▶ Required work: Read the data and repeat it in full, exactly.

▶ Material supplied:
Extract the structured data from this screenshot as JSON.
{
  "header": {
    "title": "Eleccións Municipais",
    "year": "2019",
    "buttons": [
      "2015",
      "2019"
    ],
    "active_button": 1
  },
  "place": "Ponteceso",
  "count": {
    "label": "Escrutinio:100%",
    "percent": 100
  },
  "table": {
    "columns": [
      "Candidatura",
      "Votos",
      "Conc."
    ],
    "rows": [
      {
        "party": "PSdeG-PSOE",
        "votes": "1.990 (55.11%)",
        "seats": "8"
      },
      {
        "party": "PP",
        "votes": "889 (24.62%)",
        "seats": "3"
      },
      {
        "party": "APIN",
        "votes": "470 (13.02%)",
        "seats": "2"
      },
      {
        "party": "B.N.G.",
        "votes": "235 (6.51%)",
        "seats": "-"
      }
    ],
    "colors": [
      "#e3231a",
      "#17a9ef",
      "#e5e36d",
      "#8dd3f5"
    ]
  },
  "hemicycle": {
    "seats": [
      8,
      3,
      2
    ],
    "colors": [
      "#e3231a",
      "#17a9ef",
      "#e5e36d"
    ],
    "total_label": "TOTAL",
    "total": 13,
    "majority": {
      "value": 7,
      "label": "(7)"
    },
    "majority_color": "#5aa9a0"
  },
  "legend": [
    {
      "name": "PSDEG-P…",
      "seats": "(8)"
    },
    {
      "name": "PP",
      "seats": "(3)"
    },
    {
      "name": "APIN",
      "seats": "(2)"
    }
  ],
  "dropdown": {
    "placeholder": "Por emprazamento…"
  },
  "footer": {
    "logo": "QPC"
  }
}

▶ Solution to the problem:
Extract the structured data from this screenshot as JSON.
{
  "header": {
    "title": "Eleccións Municipais",
    "year": "2019",
    "buttons": [
      "2015",
      "2019"
    ],
    "active_button": 1
  },
  "place": "Ponteceso",
  "count": {
    "label": "Escrutinio:100%",
    "percent": 100
  },
  "table": {
    "columns": [
      "Candidatura",
      "Votos",
      "Conc."
    ],
    "rows": [
      {
        "party": "PSdeG-PSOE",
        "votes": "1.990 (55.11%)",
        "seats": "8"
      },
      {
        "party": "PP",
        "votes": "889 (24.62%)",
        "seats": "3"
      },
      {
        "party": "APIN",
        "votes": "470 (13.02%)",
        "seats": "2"
      },
      {
        "party": "B.N.G.",
        "votes": "235 (6.51%)",
        "seats": "-"
      }
    ],
    "colors": [
      "#e3231a",
      "#17a9ef",
      "#e5e36d",
      "#8dd3f5"
    ]
  },
  "hemicycle": {
    "seats": [
      8,
      3,
      2
    ],
    "colors": [
      "#e3231a",
      "#17a9ef",
      "#e5e36d"
    ],
    "total_label": "TOTAL",
    "total": 13,
    "majority": {
      "value": 7,
      "label": "(7)"
    },
    "majority_color": "#5aa9a0"
  },
  "legend": [
    {
      "name": "PSDEG-P…",
      "seats": "(8)"
    },
    {
      "name": "PP",
      "seats": "(3)"
    },
    {
      "name": "APIN",
      "seats": "(2)"
    }
  ],
  "dropdown": {
    "placeholder": "Por emprazamento…"
  },
  "footer": {
    "logo": "QPC"
  }
}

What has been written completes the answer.